> _RECORDS SUPPLIED_
•••
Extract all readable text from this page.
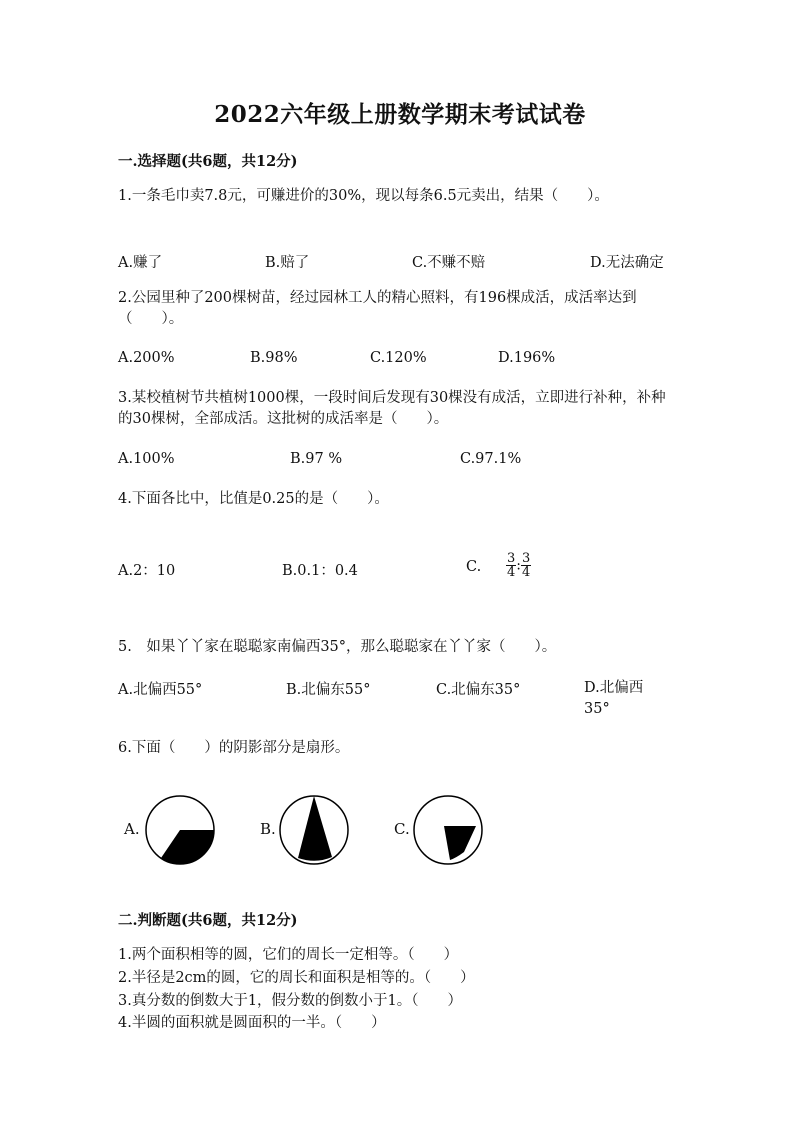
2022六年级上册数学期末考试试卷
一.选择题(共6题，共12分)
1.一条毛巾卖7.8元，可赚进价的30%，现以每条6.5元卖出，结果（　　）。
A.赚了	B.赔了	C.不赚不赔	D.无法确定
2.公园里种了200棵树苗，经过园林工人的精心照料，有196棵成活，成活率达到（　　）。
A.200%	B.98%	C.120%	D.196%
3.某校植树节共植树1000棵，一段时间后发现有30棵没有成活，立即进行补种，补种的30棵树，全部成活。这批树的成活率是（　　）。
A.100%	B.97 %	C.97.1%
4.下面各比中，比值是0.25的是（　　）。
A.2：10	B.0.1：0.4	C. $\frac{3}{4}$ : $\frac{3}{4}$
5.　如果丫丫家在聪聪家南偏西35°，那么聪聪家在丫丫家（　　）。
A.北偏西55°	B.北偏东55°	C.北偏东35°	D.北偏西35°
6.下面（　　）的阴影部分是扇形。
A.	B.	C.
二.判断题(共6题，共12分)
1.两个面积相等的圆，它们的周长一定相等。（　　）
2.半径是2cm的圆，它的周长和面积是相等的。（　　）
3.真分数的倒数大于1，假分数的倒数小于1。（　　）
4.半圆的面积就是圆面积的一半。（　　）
•••
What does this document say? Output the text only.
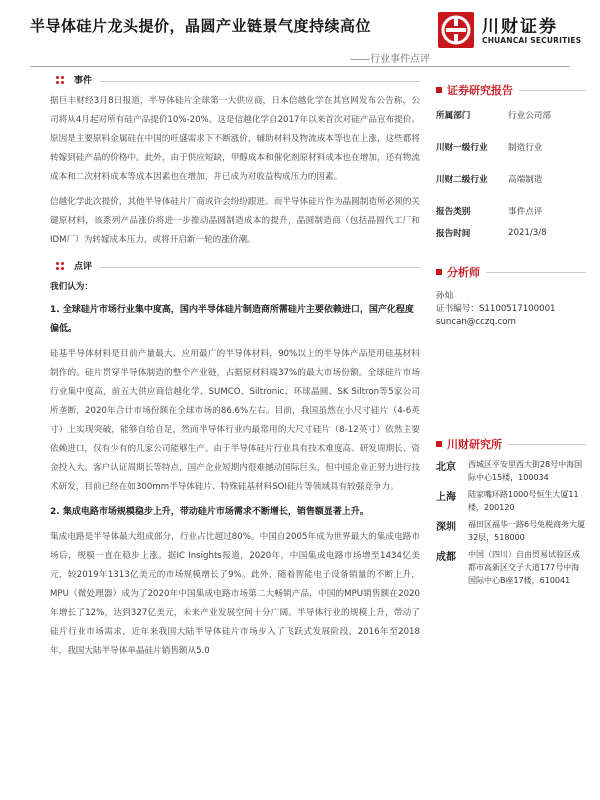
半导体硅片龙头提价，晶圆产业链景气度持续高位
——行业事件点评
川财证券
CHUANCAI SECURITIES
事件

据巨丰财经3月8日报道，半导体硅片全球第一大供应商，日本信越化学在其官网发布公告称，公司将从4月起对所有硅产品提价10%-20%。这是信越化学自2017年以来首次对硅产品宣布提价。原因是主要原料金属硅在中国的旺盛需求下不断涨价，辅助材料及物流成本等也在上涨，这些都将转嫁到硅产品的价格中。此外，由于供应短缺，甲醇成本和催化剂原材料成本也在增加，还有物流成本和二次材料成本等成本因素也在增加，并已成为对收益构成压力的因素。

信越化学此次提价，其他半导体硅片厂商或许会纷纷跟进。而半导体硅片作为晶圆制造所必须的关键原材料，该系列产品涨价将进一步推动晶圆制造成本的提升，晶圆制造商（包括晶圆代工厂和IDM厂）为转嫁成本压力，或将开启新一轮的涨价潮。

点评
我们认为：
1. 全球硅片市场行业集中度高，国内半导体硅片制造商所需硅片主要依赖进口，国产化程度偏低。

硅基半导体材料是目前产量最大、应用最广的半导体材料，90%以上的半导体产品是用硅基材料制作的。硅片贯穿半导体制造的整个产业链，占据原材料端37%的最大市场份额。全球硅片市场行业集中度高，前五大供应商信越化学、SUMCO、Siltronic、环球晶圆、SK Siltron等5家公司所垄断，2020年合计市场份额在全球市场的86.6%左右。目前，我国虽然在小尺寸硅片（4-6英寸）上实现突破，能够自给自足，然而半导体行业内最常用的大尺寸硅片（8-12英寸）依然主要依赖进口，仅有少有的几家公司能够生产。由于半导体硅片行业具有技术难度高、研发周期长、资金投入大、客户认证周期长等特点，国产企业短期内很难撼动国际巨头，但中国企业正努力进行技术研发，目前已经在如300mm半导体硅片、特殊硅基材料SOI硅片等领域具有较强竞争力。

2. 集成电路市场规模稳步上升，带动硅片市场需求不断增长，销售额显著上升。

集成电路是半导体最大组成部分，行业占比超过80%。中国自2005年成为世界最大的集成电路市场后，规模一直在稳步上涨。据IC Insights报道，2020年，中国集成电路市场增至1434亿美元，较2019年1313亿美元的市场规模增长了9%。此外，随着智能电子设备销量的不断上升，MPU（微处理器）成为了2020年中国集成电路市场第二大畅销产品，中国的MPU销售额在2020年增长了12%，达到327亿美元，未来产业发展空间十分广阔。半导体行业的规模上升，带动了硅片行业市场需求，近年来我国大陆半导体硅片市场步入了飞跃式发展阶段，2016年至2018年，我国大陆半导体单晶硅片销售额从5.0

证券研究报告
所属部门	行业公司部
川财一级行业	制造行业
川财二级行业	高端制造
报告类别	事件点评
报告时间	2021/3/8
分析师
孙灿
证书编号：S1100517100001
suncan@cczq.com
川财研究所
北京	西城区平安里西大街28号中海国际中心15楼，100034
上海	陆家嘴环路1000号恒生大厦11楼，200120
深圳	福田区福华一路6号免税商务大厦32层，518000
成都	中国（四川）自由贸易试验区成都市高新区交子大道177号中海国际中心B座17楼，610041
•••
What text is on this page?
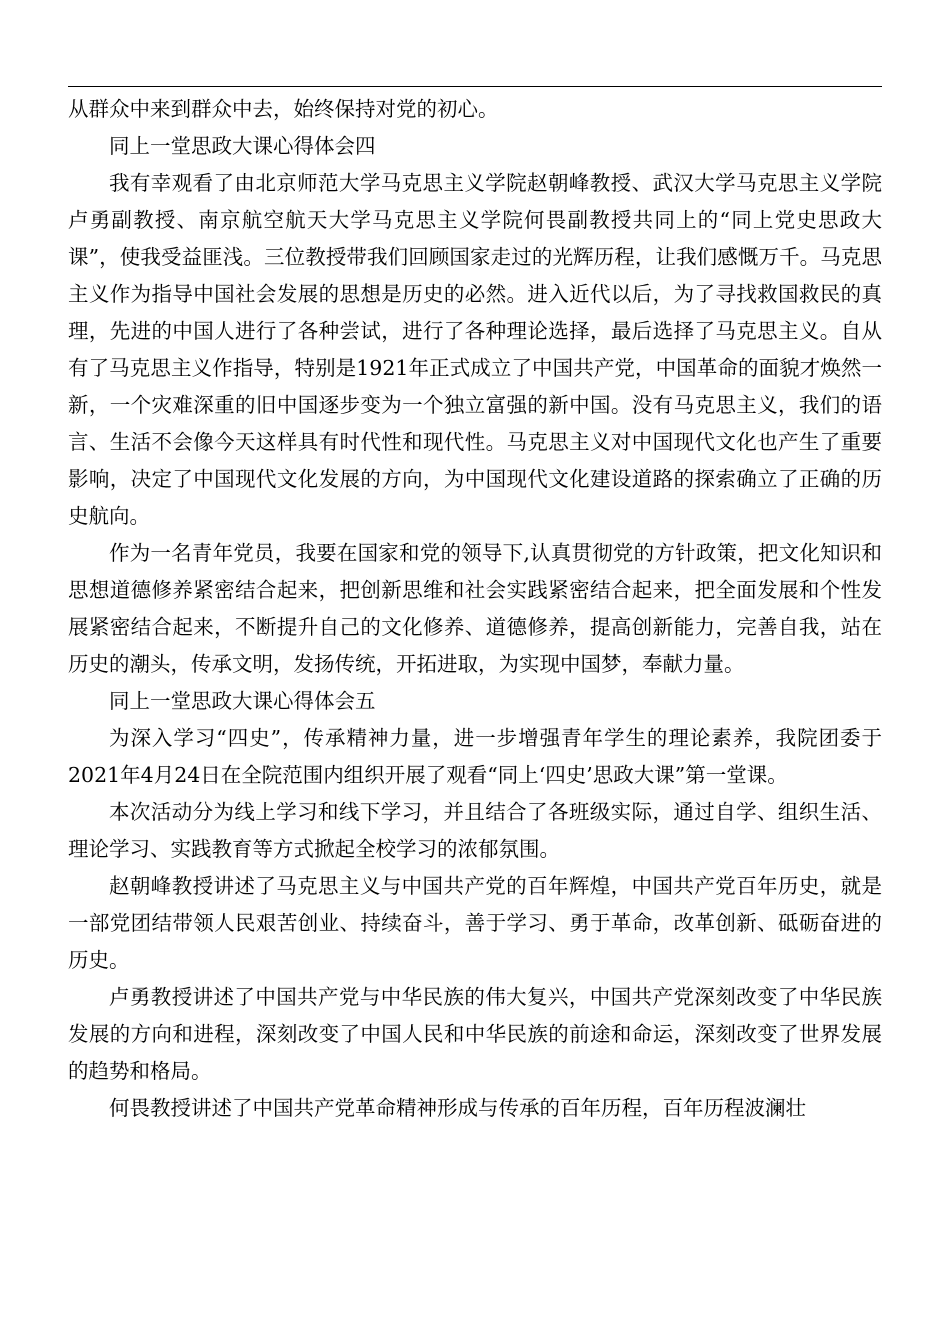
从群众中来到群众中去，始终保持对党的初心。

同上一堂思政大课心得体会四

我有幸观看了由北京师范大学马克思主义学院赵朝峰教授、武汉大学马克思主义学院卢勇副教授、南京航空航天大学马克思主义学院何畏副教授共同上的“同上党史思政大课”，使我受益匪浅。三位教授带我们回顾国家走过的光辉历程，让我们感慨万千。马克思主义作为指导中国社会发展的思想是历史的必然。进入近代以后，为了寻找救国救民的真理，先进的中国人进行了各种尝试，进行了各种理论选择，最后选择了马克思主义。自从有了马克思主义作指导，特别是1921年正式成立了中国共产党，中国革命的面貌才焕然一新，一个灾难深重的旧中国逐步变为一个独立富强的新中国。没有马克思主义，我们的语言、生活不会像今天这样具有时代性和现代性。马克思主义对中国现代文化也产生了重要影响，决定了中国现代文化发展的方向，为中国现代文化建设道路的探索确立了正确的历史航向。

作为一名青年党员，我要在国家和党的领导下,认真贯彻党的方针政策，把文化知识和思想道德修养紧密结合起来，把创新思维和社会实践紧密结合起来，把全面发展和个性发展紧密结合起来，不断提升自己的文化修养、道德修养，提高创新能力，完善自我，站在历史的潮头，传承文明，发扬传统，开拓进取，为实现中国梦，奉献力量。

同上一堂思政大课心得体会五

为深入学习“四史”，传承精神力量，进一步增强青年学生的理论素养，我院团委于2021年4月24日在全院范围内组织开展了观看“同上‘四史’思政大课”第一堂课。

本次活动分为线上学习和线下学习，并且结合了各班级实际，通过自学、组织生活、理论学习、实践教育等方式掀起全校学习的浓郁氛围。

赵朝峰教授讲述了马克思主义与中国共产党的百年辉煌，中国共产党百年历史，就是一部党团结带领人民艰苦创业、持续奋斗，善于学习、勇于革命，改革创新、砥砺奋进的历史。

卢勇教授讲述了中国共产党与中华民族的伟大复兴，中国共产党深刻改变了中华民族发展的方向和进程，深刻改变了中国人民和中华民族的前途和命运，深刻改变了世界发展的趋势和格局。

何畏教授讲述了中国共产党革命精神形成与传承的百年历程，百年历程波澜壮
•••
> _OBJECTIVE_
State the number of lines holding the word "page" in the listing. Add nothing else.

> _EXERCISE RESULT_
2